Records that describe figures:
<<<<

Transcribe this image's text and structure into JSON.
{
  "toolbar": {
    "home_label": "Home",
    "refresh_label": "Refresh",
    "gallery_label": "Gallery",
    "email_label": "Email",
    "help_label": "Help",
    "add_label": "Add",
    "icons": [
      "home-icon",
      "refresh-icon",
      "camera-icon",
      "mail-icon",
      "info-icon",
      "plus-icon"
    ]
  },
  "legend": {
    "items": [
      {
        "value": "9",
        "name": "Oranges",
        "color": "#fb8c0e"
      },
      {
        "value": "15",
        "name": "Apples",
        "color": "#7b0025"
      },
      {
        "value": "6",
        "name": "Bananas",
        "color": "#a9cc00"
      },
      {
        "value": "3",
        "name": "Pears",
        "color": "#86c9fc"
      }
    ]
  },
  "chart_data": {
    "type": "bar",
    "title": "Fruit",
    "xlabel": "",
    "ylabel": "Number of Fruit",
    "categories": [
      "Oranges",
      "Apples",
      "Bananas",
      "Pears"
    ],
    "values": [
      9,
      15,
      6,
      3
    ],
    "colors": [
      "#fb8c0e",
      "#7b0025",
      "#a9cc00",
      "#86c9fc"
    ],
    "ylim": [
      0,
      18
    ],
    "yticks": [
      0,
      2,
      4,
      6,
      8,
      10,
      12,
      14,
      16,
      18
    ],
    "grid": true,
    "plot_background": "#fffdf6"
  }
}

>>>>

# GIVEN TASK
Write the whole listing out again. Keep every line exactly as it is.

# SOLUTION
Transcribe this image's text and structure into JSON.
{
  "toolbar": {
    "home_label": "Home",
    "refresh_label": "Refresh",
    "gallery_label": "Gallery",
    "email_label": "Email",
    "help_label": "Help",
    "add_label": "Add",
    "icons": [
      "home-icon",
      "refresh-icon",
      "camera-icon",
      "mail-icon",
      "info-icon",
      "plus-icon"
    ]
  },
  "legend": {
    "items": [
      {
        "value": "9",
        "name": "Oranges",
        "color": "#fb8c0e"
      },
      {
        "value": "15",
        "name": "Apples",
        "color": "#7b0025"
      },
      {
        "value": "6",
        "name": "Bananas",
        "color": "#a9cc00"
      },
      {
        "value": "3",
        "name": "Pears",
        "color": "#86c9fc"
      }
    ]
  },
  "chart_data": {
    "type": "bar",
    "title": "Fruit",
    "xlabel": "",
    "ylabel": "Number of Fruit",
    "categories": [
      "Oranges",
      "Apples",
      "Bananas",
      "Pears"
    ],
    "values": [
      9,
      15,
      6,
      3
    ],
    "colors": [
      "#fb8c0e",
      "#7b0025",
      "#a9cc00",
      "#86c9fc"
    ],
    "ylim": [
      0,
      18
    ],
    "yticks": [
      0,
      2,
      4,
      6,
      8,
      10,
      12,
      14,
      16,
      18
    ],
    "grid": true,
    "plot_background": "#fffdf6"
  }
}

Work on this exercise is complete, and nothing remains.